Extracted data entries
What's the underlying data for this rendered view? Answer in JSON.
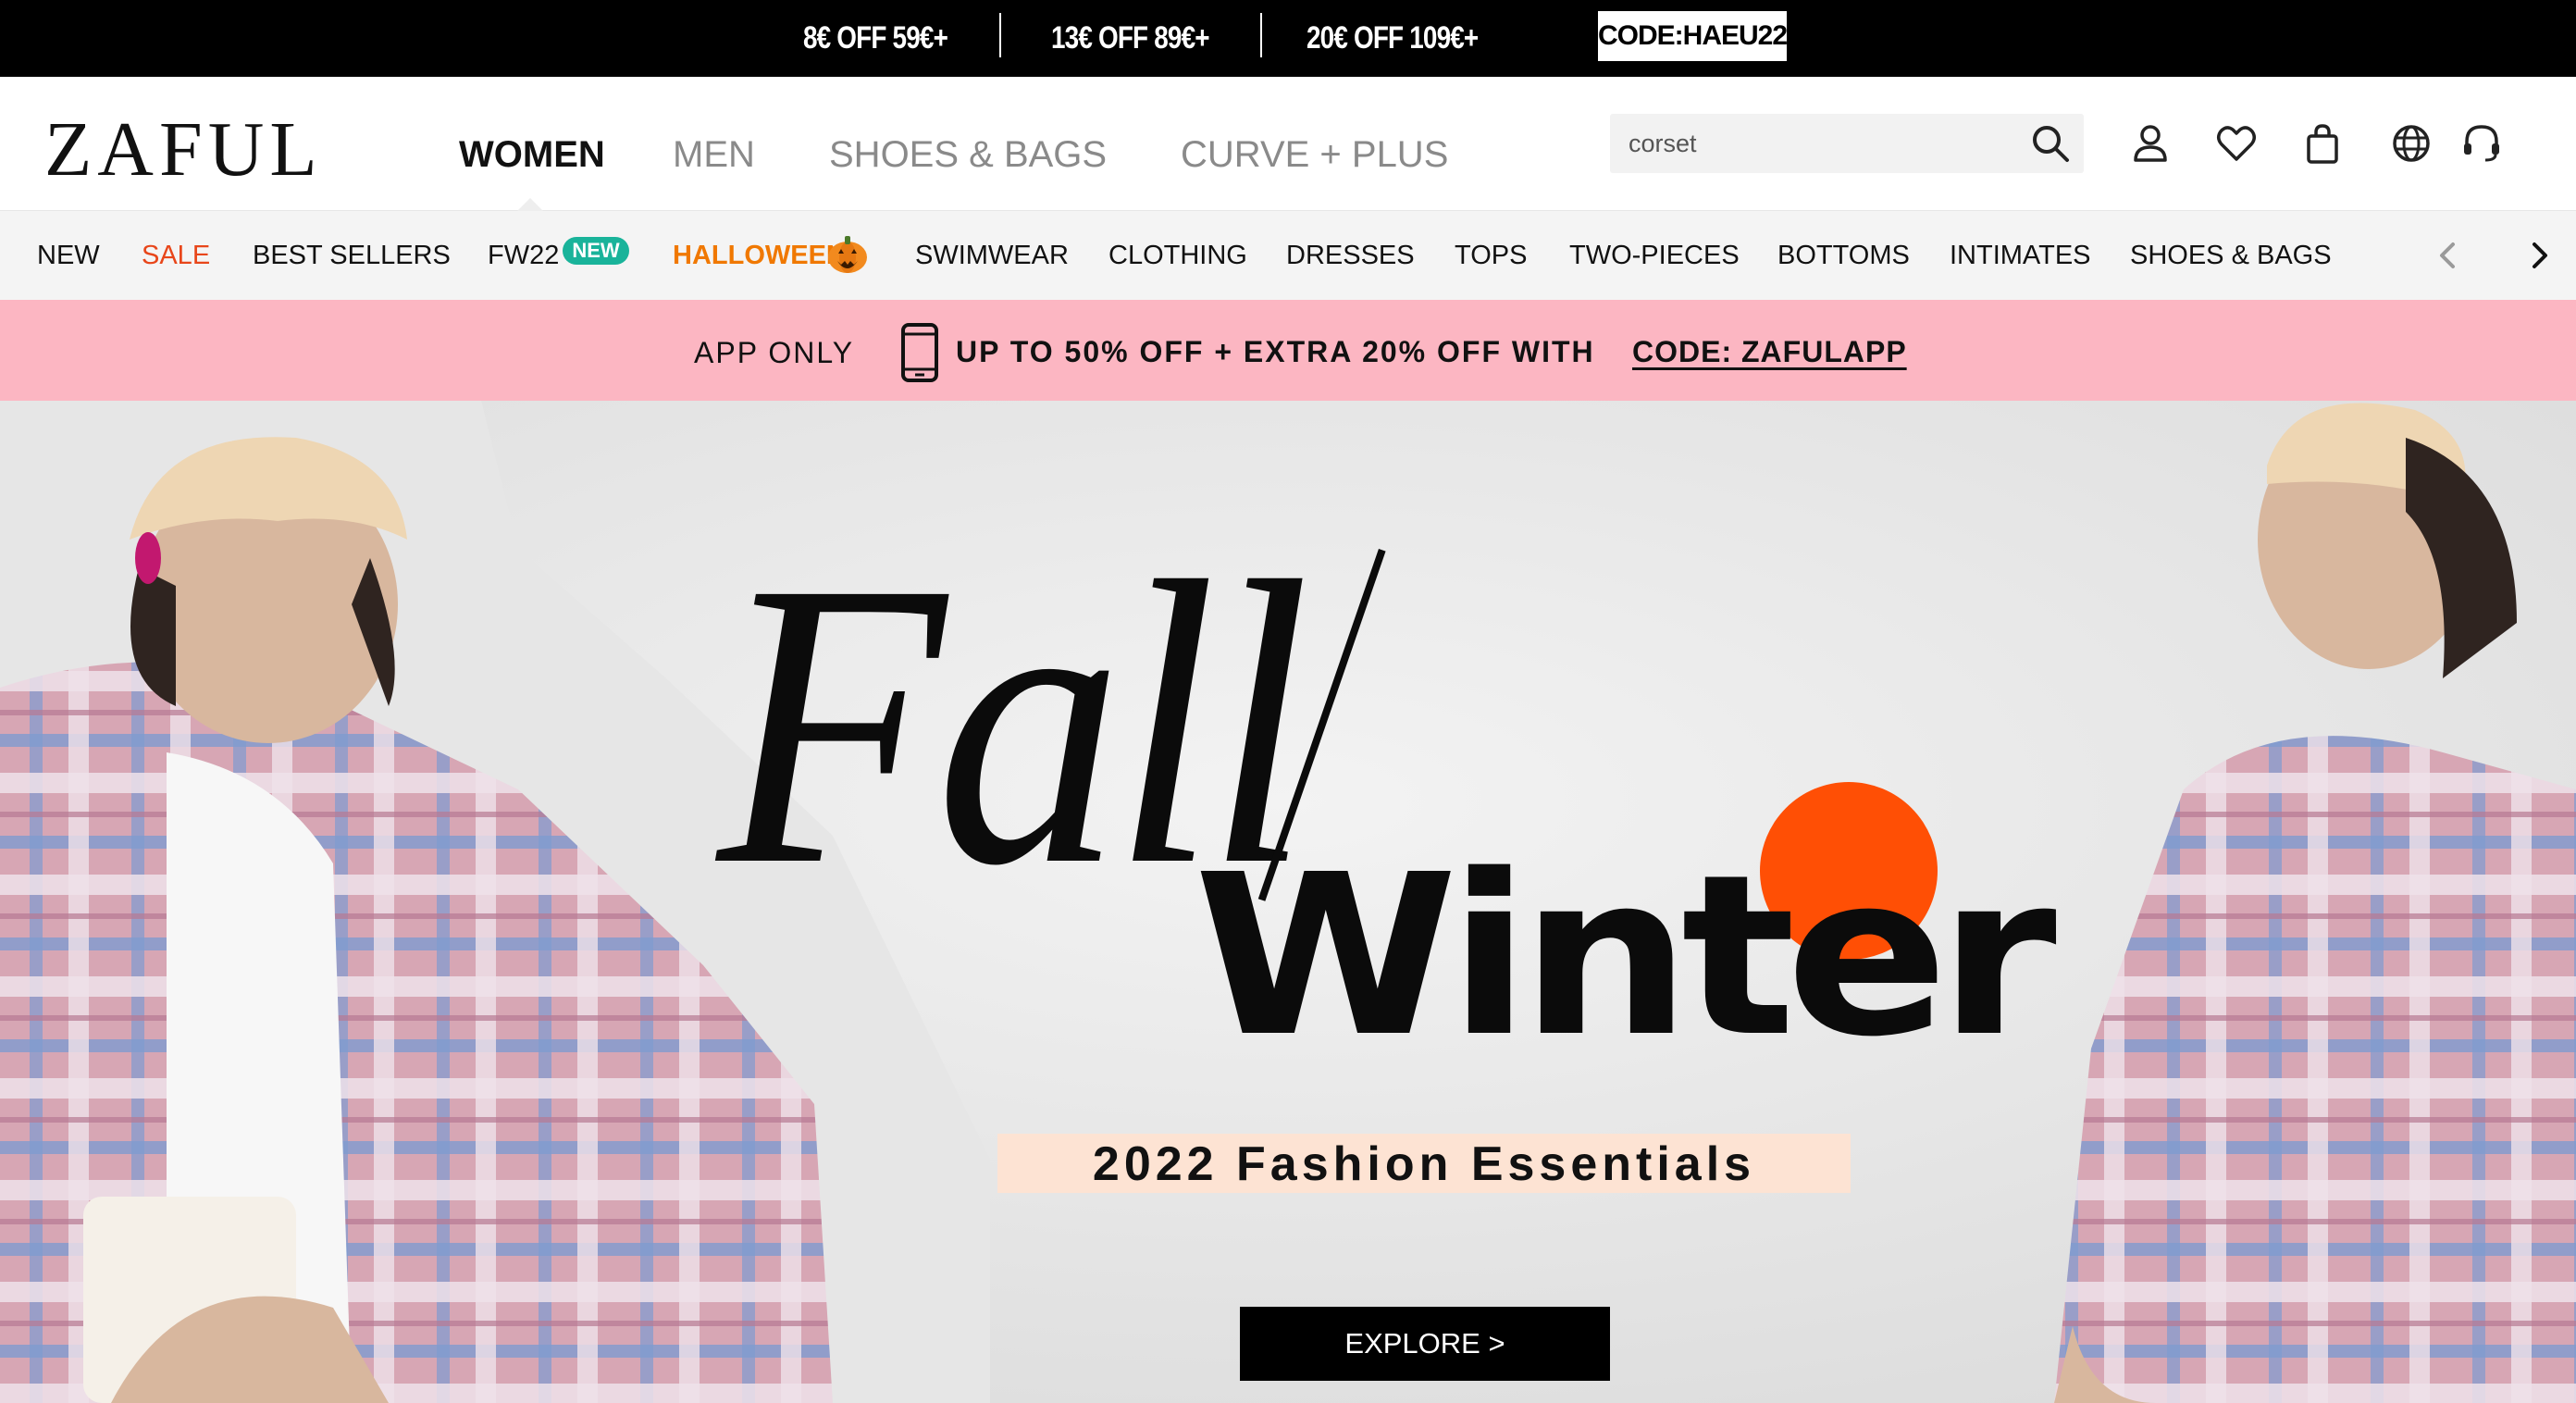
{
  "promo_bar": {
    "offers": [
      "8€ OFF 59€+",
      "13€ OFF 89€+",
      "20€ OFF 109€+"
    ],
    "code": "CODE:HAEU22"
  },
  "header": {
    "logo": "ZAFUL",
    "nav": [
      "WOMEN",
      "MEN",
      "SHOES & BAGS",
      "CURVE + PLUS"
    ],
    "active_nav": "WOMEN",
    "search": {
      "value": "corset"
    },
    "icons": [
      "search-icon",
      "account-icon",
      "wishlist-icon",
      "bag-icon",
      "globe-icon",
      "support-icon"
    ]
  },
  "category_nav": {
    "items": [
      "NEW",
      "SALE",
      "BEST SELLERS",
      "FW22",
      "HALLOWEEN",
      "SWIMWEAR",
      "CLOTHING",
      "DRESSES",
      "TOPS",
      "TWO-PIECES",
      "BOTTOMS",
      "INTIMATES",
      "SHOES & BAGS"
    ],
    "badge_new": "NEW",
    "sale_color": "#e8461a",
    "halloween_color": "#f07800"
  },
  "app_banner": {
    "label": "APP ONLY",
    "offer": "UP TO 50% OFF + EXTRA 20% OFF WITH",
    "code": "CODE: ZAFULAPP",
    "background": "#fcb6c2"
  },
  "hero": {
    "headline_1": "Fall",
    "headline_2": "Winter",
    "subtitle": "2022 Fashion Essentials",
    "cta": "EXPLORE >",
    "accent_color": "#ff4f05"
  }
}
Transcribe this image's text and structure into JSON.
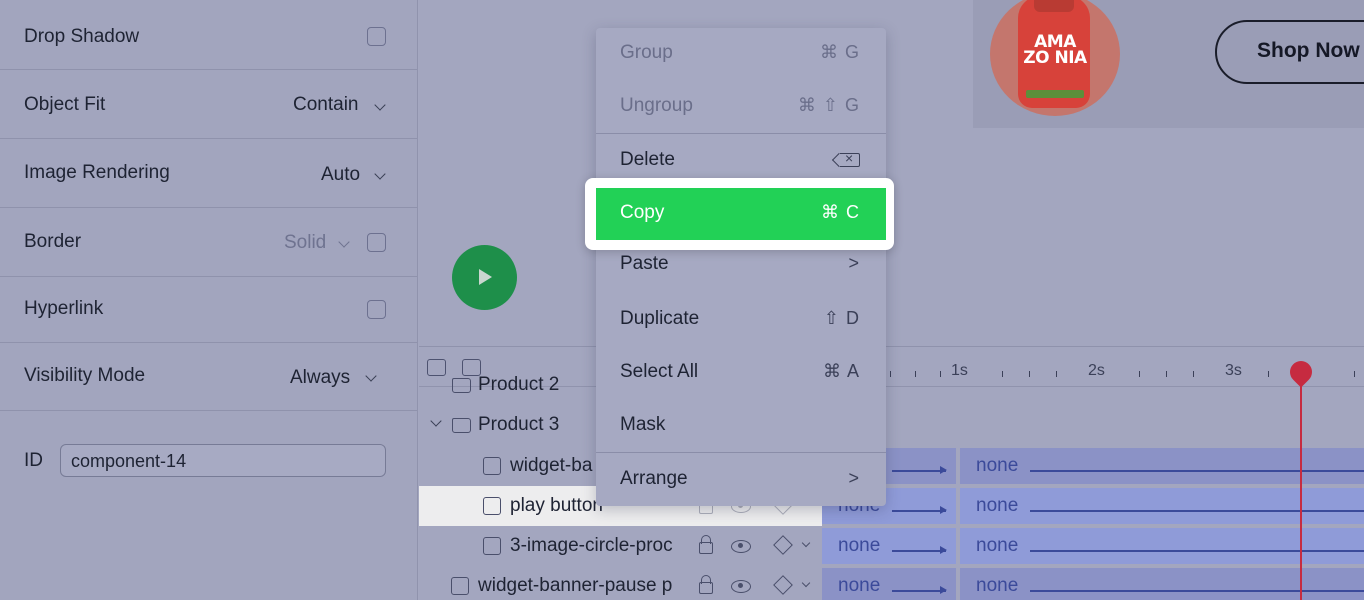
{
  "properties": {
    "drop_shadow": {
      "label": "Drop Shadow"
    },
    "object_fit": {
      "label": "Object Fit",
      "value": "Contain"
    },
    "image_rendering": {
      "label": "Image Rendering",
      "value": "Auto"
    },
    "border": {
      "label": "Border",
      "value": "Solid"
    },
    "hyperlink": {
      "label": "Hyperlink"
    },
    "visibility_mode": {
      "label": "Visibility Mode",
      "value": "Always"
    },
    "id": {
      "label": "ID",
      "value": "component-14"
    }
  },
  "canvas": {
    "shop_button_label": "Shop Now",
    "product_brand": "AMA ZO NIA",
    "play_icon": "play-icon"
  },
  "timeline": {
    "ticks": [
      "1s",
      "2s",
      "3s"
    ],
    "layers": [
      {
        "name": "Product 2",
        "type": "folder"
      },
      {
        "name": "Product 3",
        "type": "folder"
      },
      {
        "name": "widget-ba",
        "type": "widget"
      },
      {
        "name": "play button",
        "type": "image"
      },
      {
        "name": "3-image-circle-proc",
        "type": "image"
      },
      {
        "name": "widget-banner-pause p",
        "type": "widget"
      }
    ],
    "track_value": "none"
  },
  "context_menu": {
    "items": [
      {
        "label": "Group",
        "shortcut": "⌘ G",
        "disabled": true
      },
      {
        "label": "Ungroup",
        "shortcut": "⌘ ⇧ G",
        "disabled": true
      },
      {
        "label": "Delete",
        "shortcut_icon": "backspace-icon"
      },
      {
        "label": "Copy",
        "shortcut": "⌘ C",
        "highlighted": true
      },
      {
        "label": "Paste",
        "shortcut": ">"
      },
      {
        "label": "Duplicate",
        "shortcut": "⇧ D"
      },
      {
        "label": "Select All",
        "shortcut": "⌘ A"
      },
      {
        "label": "Mask",
        "shortcut": ""
      },
      {
        "label": "Arrange",
        "shortcut": ">"
      }
    ]
  },
  "colors": {
    "highlight": "#22d156",
    "playhead": "#c62b40",
    "selected_row": "#ededee",
    "play_button": "#1e8f4a"
  }
}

TO BE DONE: Omit every picture while copying the listing above exactly.

RESULT:
What's the underlying data for this rendered view? Answer in JSON.
{
  "promo_bar": {
    "offers": [
      "8€ OFF 59€+",
      "13€ OFF 89€+",
      "20€ OFF 109€+"
    ],
    "code": "CODE:HAEU22"
  },
  "header": {
    "logo": "ZAFUL",
    "nav": [
      "WOMEN",
      "MEN",
      "SHOES & BAGS",
      "CURVE + PLUS"
    ],
    "active_nav": "WOMEN",
    "search": {
      "value": "corset"
    },
    "icons": [
      "search-icon",
      "account-icon",
      "wishlist-icon",
      "bag-icon",
      "globe-icon",
      "support-icon"
    ]
  },
  "category_nav": {
    "items": [
      "NEW",
      "SALE",
      "BEST SELLERS",
      "FW22",
      "HALLOWEEN",
      "SWIMWEAR",
      "CLOTHING",
      "DRESSES",
      "TOPS",
      "TWO-PIECES",
      "BOTTOMS",
      "INTIMATES",
      "SHOES & BAGS"
    ],
    "badge_new": "NEW",
    "sale_color": "#e8461a",
    "halloween_color": "#f07800"
  },
  "app_banner": {
    "label": "APP ONLY",
    "offer": "UP TO 50% OFF + EXTRA 20% OFF WITH",
    "code": "CODE: ZAFULAPP",
    "background": "#fcb6c2"
  },
  "hero": {
    "headline_1": "Fall",
    "headline_2": "Winter",
    "subtitle": "2022 Fashion Essentials",
    "cta": "EXPLORE >",
    "accent_color": "#ff4f05"
  }
}
Transcribe this image's text and structure into JSON.
{
  "properties": {
    "drop_shadow": {
      "label": "Drop Shadow"
    },
    "object_fit": {
      "label": "Object Fit",
      "value": "Contain"
    },
    "image_rendering": {
      "label": "Image Rendering",
      "value": "Auto"
    },
    "border": {
      "label": "Border",
      "value": "Solid"
    },
    "hyperlink": {
      "label": "Hyperlink"
    },
    "visibility_mode": {
      "label": "Visibility Mode",
      "value": "Always"
    },
    "id": {
      "label": "ID",
      "value": "component-14"
    }
  },
  "canvas": {
    "shop_button_label": "Shop Now",
    "product_brand": "AMA ZO NIA",
    "play_icon": "play-icon"
  },
  "timeline": {
    "ticks": [
      "1s",
      "2s",
      "3s"
    ],
    "layers": [
      {
        "name": "Product 2",
        "type": "folder"
      },
      {
        "name": "Product 3",
        "type": "folder"
      },
      {
        "name": "widget-ba",
        "type": "widget"
      },
      {
        "name": "play button",
        "type": "image"
      },
      {
        "name": "3-image-circle-proc",
        "type": "image"
      },
      {
        "name": "widget-banner-pause p",
        "type": "widget"
      }
    ],
    "track_value": "none"
  },
  "context_menu": {
    "items": [
      {
        "label": "Group",
        "shortcut": "⌘ G",
        "disabled": true
      },
      {
        "label": "Ungroup",
        "shortcut": "⌘ ⇧ G",
        "disabled": true
      },
      {
        "label": "Delete",
        "shortcut_icon": "backspace-icon"
      },
      {
        "label": "Copy",
        "shortcut": "⌘ C",
        "highlighted": true
      },
      {
        "label": "Paste",
        "shortcut": ">"
      },
      {
        "label": "Duplicate",
        "shortcut": "⇧ D"
      },
      {
        "label": "Select All",
        "shortcut": "⌘ A"
      },
      {
        "label": "Mask",
        "shortcut": ""
      },
      {
        "label": "Arrange",
        "shortcut": ">"
      }
    ]
  },
  "colors": {
    "highlight": "#22d156",
    "playhead": "#c62b40",
    "selected_row": "#ededee",
    "play_button": "#1e8f4a"
  }
}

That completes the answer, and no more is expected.